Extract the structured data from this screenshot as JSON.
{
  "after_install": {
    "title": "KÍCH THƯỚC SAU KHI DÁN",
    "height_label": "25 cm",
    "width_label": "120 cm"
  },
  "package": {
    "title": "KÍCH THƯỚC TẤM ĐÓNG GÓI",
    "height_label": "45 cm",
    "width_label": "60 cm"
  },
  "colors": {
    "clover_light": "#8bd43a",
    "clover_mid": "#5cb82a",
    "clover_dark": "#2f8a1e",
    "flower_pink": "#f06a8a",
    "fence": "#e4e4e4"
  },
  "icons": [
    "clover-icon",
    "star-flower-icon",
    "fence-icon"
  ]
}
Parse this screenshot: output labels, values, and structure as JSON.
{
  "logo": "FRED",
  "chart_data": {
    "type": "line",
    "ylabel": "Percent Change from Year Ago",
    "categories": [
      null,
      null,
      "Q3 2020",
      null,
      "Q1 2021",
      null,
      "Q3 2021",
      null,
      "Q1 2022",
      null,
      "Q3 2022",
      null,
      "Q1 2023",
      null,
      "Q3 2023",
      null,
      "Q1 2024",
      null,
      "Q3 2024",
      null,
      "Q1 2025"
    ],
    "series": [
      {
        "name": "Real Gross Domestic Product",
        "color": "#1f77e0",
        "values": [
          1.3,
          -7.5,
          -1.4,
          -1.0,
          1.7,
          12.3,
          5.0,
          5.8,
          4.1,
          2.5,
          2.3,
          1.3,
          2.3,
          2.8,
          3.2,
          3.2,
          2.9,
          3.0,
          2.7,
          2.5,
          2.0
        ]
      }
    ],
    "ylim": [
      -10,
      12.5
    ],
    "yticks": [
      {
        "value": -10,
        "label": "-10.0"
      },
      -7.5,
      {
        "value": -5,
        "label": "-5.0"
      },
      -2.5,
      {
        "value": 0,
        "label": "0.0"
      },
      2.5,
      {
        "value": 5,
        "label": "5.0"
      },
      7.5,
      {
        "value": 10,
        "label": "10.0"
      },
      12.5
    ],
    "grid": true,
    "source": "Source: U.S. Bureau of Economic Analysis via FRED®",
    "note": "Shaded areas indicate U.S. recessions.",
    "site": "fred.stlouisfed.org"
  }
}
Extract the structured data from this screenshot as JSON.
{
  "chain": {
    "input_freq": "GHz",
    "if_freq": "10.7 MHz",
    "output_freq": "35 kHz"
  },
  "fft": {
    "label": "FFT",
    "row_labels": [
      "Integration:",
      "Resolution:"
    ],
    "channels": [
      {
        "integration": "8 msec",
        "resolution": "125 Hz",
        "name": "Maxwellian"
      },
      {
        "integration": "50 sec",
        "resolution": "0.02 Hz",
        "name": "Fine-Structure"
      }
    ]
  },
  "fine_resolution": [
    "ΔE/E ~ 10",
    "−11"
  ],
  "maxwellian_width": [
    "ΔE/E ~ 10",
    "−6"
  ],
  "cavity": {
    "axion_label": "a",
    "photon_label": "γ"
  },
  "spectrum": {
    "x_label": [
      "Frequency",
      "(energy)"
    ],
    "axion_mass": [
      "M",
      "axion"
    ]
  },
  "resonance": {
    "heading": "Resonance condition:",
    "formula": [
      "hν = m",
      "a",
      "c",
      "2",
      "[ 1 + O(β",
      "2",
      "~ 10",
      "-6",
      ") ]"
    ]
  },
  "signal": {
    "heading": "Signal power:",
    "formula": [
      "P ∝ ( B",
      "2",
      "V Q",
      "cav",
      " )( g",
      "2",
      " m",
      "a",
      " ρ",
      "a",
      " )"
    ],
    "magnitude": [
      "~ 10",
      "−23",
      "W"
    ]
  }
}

★ ★ ★ ★ ★

**What you should do**. Copy whichever lines in the listing above contain the word "title".

**Result below**.
    "title": "KÍCH THƯỚC SAU KHI DÁN",
    "title": "KÍCH THƯỚC TẤM ĐÓNG GÓI",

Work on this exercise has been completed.